[Excerpted records]:
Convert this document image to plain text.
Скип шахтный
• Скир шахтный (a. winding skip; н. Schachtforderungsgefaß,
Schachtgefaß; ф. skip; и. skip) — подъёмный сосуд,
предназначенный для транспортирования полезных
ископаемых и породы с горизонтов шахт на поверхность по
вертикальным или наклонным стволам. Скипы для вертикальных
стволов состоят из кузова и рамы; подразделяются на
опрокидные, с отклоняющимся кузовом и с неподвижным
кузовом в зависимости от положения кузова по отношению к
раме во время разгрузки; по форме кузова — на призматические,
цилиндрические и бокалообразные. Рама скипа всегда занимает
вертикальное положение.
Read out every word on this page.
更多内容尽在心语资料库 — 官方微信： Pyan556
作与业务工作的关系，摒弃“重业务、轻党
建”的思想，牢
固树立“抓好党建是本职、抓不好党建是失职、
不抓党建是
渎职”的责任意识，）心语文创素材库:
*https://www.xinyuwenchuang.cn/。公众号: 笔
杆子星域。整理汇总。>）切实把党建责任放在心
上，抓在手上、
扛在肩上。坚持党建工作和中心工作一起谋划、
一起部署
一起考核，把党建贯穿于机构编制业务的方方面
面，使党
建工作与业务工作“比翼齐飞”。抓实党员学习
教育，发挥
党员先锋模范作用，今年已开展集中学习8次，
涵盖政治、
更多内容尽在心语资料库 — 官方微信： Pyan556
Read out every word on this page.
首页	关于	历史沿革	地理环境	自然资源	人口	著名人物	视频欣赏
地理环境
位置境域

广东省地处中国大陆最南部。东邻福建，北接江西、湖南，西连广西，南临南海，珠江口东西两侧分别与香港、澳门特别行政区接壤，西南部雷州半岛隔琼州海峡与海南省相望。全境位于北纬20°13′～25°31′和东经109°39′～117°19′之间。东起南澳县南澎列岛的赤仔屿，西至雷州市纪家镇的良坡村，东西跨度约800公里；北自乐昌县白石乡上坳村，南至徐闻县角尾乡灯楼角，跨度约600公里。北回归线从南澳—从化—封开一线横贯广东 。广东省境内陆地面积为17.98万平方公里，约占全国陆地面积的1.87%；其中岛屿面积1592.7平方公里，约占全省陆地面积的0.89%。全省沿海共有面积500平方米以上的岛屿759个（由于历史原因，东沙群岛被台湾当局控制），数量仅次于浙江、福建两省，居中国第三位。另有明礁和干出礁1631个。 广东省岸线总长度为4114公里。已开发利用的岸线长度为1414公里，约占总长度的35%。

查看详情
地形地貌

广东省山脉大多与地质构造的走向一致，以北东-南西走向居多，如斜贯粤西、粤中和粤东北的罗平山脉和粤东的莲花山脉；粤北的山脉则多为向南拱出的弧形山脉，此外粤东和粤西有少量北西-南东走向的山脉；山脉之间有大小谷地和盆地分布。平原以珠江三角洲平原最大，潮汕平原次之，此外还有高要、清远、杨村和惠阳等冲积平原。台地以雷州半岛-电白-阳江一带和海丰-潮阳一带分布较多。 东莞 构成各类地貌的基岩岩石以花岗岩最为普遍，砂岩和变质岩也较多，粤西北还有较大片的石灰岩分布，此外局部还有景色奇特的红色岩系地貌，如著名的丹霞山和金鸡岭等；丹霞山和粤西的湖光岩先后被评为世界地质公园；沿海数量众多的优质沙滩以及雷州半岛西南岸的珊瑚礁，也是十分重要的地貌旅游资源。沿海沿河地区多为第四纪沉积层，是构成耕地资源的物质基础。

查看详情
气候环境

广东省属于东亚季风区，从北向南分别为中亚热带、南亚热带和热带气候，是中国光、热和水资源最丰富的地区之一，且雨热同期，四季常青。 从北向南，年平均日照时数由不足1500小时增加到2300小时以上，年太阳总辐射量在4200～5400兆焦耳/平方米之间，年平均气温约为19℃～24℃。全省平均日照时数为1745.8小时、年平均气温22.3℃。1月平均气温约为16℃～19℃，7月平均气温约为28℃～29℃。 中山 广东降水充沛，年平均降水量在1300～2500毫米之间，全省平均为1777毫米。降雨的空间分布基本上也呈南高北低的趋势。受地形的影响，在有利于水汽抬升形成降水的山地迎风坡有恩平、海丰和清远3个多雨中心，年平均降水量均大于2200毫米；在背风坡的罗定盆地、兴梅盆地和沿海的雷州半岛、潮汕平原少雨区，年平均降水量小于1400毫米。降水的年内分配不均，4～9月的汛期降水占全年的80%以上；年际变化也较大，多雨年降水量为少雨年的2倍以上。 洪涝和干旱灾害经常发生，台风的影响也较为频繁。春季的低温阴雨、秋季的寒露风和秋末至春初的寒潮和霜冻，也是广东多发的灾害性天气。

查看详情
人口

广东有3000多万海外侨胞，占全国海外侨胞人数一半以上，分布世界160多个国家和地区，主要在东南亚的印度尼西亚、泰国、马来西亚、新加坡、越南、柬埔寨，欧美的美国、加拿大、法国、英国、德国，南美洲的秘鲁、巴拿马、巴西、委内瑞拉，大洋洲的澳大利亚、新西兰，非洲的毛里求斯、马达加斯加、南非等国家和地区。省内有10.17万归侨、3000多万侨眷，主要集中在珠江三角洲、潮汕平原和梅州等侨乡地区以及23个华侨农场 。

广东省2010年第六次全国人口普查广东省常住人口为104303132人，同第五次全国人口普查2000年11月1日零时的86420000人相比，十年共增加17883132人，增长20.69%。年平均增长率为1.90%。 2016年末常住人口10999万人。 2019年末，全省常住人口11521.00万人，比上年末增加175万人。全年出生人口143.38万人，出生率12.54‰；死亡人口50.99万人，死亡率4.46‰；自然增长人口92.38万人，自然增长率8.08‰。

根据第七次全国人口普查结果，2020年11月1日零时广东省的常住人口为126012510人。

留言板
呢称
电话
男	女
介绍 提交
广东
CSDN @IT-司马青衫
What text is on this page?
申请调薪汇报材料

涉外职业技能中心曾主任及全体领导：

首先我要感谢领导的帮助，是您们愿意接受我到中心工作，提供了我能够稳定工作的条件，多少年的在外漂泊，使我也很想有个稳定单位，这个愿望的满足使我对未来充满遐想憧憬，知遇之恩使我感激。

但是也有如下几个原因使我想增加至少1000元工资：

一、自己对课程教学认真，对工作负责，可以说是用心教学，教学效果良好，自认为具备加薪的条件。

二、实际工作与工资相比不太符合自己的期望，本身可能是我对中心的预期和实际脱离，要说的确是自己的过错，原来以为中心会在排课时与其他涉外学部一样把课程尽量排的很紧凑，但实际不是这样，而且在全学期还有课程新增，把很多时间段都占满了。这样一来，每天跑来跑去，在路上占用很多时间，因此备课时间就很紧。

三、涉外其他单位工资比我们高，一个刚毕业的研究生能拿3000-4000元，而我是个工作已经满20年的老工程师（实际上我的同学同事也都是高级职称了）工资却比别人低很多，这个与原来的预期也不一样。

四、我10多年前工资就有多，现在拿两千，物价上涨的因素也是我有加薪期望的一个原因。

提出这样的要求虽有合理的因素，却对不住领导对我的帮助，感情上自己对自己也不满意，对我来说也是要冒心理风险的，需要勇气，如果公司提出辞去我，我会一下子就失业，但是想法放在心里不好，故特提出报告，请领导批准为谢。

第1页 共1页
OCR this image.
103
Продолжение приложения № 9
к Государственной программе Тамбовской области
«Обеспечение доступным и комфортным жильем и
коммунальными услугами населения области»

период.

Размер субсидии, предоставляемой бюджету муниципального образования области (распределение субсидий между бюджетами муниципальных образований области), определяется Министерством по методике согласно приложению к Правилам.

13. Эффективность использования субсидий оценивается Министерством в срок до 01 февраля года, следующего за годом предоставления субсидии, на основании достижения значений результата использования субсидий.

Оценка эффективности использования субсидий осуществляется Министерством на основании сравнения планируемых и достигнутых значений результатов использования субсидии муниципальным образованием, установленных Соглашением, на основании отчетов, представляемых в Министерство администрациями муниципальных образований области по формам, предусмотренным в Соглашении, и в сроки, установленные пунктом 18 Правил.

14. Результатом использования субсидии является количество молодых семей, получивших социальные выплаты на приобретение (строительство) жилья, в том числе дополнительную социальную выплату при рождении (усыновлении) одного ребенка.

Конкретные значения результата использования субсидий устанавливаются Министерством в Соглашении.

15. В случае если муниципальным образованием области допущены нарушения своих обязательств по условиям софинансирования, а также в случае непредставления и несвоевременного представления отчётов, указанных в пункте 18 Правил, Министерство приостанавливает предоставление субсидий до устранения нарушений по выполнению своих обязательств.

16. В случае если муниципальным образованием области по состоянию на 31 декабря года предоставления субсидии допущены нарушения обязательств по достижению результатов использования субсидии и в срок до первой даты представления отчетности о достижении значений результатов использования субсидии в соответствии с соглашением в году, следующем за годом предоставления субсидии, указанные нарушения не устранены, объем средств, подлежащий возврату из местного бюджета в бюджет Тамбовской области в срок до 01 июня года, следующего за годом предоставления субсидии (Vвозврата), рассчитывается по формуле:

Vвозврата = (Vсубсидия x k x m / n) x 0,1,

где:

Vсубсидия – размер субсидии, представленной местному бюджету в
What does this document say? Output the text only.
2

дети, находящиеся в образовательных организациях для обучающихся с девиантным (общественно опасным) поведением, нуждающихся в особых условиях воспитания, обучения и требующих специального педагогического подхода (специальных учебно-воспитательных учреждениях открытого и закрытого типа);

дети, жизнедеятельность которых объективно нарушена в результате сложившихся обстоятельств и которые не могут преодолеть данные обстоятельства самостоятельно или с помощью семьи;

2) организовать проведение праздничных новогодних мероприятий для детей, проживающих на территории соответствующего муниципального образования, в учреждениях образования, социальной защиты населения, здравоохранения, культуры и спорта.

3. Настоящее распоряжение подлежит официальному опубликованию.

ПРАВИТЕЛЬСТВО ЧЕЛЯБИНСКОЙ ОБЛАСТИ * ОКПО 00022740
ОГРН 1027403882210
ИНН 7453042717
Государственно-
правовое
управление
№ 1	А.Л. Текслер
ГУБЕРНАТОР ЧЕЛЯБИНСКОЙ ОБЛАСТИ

[Objective]: Show every line in the entries where the string "document" occurs.

[Task result]:
Convert this document image to plain text.
What does this document say? Output the text only.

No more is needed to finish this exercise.